▶ _WHAT IS ASKED_:
The listing below is the input. Say how many of its lines contain "Заявленіе", giving the number alone.

[Items listed in a dataset]
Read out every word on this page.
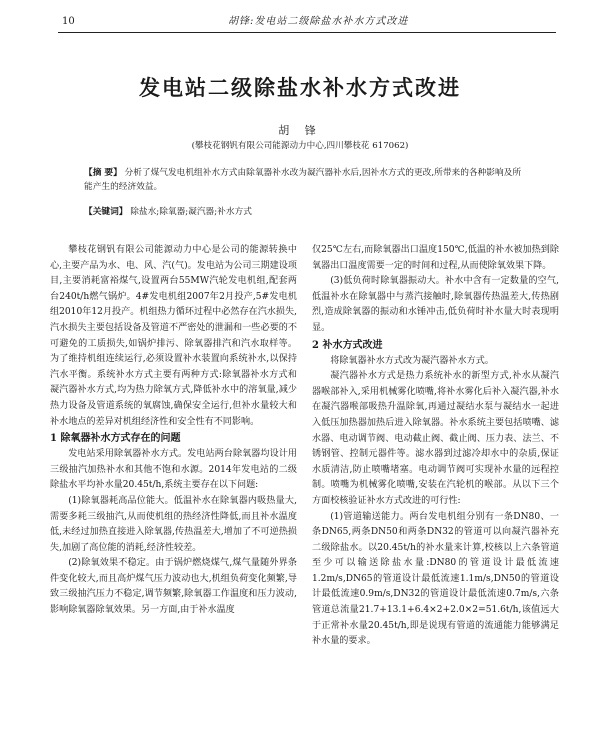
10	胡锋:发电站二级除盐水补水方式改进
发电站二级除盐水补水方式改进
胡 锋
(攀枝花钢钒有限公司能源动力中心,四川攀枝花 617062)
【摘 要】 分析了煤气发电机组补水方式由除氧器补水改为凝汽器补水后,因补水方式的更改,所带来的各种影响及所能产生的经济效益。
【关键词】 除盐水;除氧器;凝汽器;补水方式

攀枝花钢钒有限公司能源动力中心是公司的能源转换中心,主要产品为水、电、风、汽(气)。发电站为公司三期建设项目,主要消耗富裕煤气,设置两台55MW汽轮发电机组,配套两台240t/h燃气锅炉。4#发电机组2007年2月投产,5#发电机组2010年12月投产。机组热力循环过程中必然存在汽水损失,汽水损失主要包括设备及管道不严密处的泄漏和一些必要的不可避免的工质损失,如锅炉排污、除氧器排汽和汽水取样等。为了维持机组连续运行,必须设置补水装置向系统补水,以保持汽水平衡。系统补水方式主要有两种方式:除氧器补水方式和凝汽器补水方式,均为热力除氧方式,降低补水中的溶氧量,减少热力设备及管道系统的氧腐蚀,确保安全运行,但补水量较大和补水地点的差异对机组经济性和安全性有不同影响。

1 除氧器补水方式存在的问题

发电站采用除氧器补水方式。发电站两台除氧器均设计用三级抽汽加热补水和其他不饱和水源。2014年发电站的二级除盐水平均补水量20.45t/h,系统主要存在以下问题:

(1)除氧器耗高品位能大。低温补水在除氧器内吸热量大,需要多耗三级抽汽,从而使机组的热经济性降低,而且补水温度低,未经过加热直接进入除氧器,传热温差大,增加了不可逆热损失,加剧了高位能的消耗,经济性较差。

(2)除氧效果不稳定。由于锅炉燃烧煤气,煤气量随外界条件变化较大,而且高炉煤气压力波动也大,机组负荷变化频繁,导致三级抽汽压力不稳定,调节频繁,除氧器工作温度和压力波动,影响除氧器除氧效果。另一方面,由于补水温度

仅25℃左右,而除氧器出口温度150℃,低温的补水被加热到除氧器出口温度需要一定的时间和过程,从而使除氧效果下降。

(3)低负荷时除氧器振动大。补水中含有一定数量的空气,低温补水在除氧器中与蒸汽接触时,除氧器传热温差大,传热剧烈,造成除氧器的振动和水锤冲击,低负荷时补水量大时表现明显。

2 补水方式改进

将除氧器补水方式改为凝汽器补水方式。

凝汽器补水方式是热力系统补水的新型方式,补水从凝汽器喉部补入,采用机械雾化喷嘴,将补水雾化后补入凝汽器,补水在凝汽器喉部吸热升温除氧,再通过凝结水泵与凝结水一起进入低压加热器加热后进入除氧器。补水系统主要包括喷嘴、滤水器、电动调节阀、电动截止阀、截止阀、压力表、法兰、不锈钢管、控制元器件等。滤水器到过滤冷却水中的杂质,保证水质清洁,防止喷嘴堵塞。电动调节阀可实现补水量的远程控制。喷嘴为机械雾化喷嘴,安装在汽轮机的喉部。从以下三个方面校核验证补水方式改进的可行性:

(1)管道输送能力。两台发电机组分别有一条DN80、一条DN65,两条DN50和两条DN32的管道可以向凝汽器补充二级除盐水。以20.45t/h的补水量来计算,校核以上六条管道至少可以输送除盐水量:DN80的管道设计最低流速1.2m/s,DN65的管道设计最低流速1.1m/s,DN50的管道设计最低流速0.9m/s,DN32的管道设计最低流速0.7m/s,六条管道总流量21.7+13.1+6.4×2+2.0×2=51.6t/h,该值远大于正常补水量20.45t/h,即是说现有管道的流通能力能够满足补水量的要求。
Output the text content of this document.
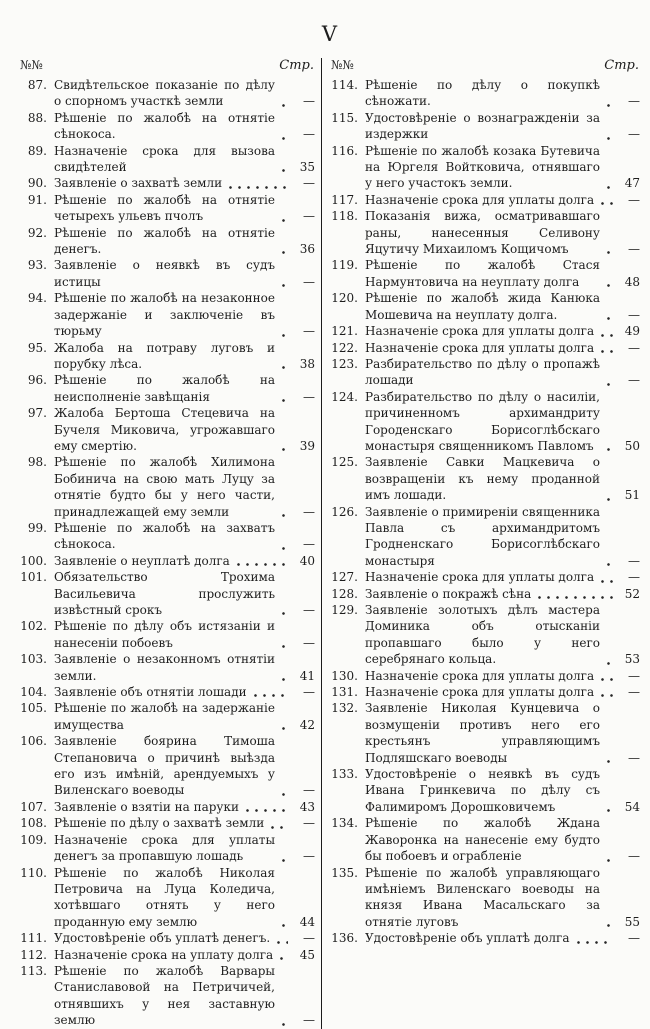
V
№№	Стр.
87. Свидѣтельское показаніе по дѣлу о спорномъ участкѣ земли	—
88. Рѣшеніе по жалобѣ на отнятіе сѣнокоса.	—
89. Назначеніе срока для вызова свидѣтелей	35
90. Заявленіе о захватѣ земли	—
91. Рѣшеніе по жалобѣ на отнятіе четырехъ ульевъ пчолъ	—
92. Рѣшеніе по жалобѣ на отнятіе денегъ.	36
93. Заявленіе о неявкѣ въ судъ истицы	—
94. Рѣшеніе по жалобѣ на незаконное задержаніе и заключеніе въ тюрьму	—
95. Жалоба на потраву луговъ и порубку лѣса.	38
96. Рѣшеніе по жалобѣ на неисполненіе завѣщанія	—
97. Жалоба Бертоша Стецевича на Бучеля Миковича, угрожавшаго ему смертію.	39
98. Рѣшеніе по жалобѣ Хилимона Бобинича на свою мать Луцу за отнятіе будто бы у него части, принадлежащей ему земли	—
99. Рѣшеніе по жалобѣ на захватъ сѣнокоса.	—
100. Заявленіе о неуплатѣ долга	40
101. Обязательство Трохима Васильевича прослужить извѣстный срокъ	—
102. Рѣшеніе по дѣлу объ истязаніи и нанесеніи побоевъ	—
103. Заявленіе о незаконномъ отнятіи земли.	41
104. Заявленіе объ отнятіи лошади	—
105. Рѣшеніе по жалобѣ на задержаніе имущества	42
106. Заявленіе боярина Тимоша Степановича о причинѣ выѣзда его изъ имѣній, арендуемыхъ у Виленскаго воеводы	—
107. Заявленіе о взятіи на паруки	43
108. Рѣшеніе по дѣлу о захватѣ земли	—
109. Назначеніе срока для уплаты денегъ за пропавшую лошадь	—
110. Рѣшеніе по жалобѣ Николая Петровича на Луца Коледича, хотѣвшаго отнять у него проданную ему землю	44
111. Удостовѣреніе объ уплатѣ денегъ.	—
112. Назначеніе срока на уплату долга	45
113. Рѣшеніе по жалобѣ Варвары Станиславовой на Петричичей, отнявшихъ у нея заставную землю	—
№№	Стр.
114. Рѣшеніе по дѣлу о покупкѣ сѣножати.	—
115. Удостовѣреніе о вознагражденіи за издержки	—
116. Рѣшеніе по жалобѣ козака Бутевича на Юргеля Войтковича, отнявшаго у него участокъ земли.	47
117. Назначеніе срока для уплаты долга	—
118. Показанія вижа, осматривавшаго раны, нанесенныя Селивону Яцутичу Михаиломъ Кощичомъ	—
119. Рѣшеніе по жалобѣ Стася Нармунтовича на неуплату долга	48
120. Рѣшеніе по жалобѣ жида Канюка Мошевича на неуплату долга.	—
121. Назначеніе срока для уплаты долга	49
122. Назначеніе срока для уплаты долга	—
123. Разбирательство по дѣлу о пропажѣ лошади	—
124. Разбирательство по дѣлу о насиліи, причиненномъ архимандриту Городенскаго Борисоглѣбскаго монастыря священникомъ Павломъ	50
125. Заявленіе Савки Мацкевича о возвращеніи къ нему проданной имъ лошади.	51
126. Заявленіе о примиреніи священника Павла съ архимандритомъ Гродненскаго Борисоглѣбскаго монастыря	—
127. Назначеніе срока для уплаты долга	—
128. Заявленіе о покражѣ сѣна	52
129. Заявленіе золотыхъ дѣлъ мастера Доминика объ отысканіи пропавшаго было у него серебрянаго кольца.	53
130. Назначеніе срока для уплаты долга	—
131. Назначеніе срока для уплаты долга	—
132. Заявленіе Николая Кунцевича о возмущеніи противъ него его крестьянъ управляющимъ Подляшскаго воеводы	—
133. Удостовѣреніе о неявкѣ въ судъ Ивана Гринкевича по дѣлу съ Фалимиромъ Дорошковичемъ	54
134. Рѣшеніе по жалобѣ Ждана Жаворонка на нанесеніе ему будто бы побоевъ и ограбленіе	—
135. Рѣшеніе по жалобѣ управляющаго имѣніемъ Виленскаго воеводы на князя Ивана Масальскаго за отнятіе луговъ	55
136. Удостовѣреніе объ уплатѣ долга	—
---
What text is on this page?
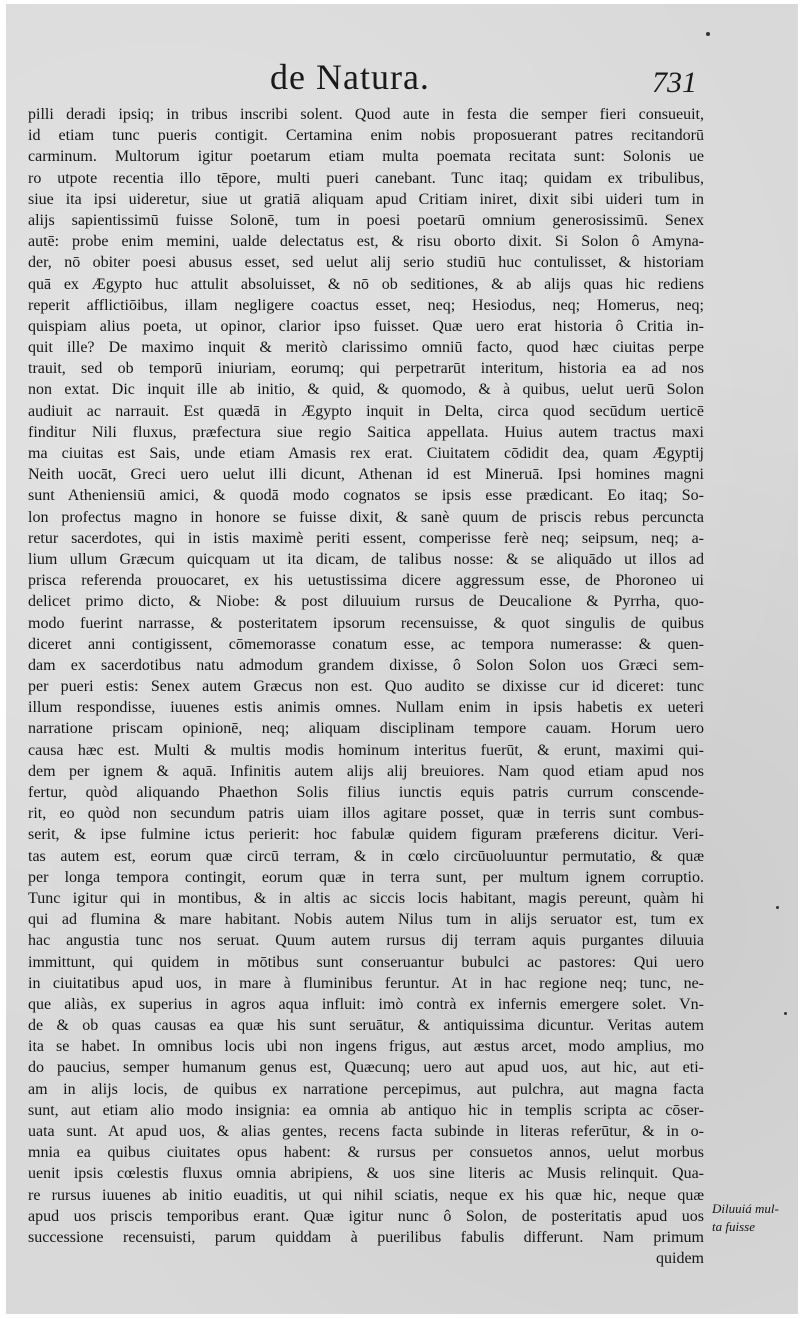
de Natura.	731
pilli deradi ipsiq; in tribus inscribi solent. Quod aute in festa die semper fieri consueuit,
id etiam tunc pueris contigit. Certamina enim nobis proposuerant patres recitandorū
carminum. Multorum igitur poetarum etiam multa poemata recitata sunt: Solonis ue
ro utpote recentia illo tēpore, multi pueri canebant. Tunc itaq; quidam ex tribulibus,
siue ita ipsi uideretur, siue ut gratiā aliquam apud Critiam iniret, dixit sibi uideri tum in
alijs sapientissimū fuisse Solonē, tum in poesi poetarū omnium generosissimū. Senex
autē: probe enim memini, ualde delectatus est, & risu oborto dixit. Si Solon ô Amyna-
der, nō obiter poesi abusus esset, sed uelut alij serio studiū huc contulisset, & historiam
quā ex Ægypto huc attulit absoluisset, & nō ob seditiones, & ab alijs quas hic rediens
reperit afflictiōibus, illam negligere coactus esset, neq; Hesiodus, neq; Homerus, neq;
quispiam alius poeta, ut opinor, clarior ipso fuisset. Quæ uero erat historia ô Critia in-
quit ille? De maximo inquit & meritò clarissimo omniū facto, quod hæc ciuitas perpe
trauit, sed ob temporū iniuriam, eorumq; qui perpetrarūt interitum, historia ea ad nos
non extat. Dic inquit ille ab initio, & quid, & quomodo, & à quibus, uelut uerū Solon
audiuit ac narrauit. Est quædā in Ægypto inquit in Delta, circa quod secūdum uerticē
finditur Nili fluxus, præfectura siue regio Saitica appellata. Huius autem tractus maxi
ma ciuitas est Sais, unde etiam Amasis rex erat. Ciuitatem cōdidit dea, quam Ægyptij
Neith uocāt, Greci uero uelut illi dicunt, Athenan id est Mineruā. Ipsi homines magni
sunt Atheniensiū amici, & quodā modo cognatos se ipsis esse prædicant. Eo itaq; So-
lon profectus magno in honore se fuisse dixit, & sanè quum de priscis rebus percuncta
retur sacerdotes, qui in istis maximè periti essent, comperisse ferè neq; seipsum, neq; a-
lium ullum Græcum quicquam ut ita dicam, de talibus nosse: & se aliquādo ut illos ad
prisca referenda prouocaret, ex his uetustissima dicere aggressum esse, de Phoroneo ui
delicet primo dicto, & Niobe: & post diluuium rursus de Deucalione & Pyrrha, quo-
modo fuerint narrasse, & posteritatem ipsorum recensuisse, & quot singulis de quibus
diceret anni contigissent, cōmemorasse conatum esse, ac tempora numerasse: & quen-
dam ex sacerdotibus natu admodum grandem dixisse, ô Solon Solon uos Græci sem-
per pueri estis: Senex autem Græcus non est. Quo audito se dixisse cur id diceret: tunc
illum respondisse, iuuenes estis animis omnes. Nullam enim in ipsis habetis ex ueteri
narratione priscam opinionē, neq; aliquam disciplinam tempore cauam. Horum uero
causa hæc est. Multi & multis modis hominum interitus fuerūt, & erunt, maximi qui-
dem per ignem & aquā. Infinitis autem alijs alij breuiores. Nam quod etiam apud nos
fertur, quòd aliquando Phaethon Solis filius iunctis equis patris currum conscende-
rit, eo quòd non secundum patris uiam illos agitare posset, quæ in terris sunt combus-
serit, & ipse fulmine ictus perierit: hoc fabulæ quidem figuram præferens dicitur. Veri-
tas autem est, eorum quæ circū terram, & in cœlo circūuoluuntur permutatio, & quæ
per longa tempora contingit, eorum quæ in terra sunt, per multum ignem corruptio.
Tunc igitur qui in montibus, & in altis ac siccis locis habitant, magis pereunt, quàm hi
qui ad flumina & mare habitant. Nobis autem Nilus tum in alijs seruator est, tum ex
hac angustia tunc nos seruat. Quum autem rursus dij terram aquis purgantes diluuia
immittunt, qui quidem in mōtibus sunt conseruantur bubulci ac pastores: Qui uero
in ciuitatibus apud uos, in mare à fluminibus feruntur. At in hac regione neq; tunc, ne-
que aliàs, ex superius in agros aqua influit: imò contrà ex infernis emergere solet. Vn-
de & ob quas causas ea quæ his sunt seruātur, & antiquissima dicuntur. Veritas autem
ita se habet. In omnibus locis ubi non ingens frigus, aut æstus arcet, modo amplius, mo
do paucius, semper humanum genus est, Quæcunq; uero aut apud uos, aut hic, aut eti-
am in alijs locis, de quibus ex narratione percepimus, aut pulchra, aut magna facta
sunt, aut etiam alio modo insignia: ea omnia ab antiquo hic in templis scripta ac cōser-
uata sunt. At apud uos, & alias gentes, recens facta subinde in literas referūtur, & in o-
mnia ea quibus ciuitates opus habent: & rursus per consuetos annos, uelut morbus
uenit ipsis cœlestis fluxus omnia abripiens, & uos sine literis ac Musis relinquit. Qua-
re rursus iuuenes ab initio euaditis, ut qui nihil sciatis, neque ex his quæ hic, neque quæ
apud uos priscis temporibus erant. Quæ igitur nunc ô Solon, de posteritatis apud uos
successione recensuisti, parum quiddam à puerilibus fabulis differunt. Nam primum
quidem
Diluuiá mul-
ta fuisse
...
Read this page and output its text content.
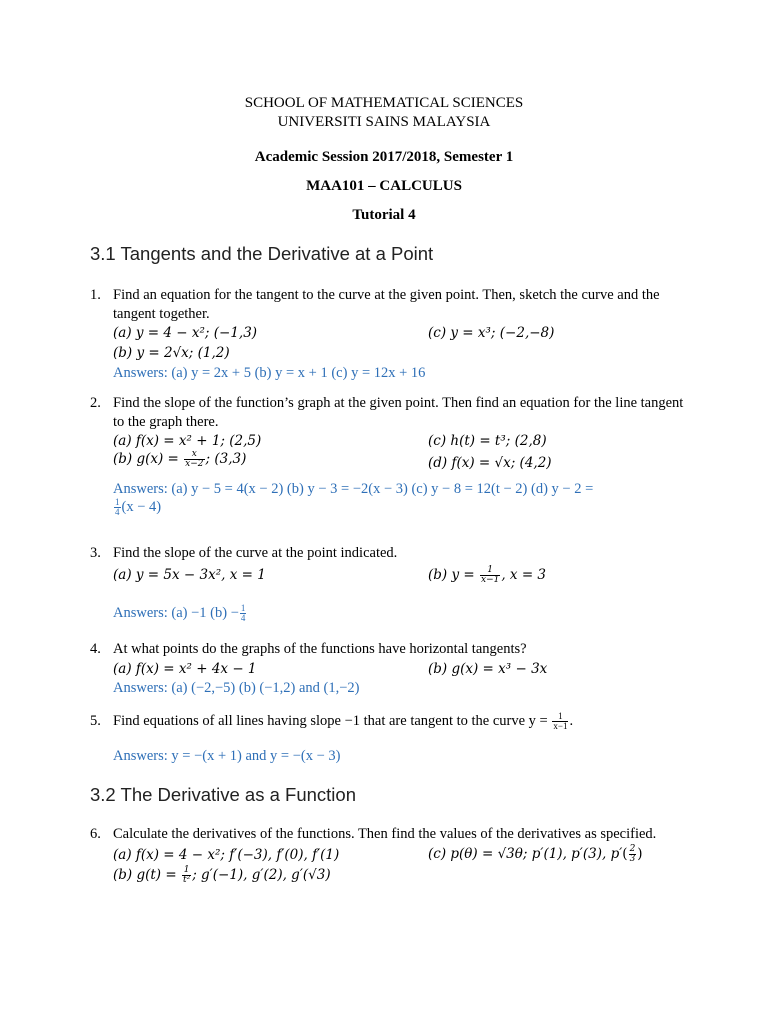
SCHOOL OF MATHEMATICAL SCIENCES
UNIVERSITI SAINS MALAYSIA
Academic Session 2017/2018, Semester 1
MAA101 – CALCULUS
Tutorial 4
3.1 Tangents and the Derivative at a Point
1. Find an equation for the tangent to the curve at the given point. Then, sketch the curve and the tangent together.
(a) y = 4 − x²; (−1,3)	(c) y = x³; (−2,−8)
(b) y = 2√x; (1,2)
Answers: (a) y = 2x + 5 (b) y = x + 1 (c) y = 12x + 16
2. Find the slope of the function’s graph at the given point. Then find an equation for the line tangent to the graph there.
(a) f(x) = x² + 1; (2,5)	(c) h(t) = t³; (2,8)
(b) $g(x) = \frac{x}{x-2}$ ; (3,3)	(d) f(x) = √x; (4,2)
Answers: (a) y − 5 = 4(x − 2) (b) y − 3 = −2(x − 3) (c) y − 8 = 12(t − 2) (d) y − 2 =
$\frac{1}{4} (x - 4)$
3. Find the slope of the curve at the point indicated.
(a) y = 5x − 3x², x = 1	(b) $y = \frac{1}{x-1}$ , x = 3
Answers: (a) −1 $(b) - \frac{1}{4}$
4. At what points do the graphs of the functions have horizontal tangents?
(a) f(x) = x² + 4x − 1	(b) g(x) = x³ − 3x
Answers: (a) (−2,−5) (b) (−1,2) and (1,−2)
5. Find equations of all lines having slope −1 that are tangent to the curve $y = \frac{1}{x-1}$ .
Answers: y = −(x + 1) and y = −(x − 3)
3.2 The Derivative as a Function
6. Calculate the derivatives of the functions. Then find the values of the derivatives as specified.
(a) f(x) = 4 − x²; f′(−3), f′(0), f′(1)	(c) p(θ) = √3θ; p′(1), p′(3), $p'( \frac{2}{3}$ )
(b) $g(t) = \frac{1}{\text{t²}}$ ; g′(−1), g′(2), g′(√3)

▶ _TASK SOLUTION_:
12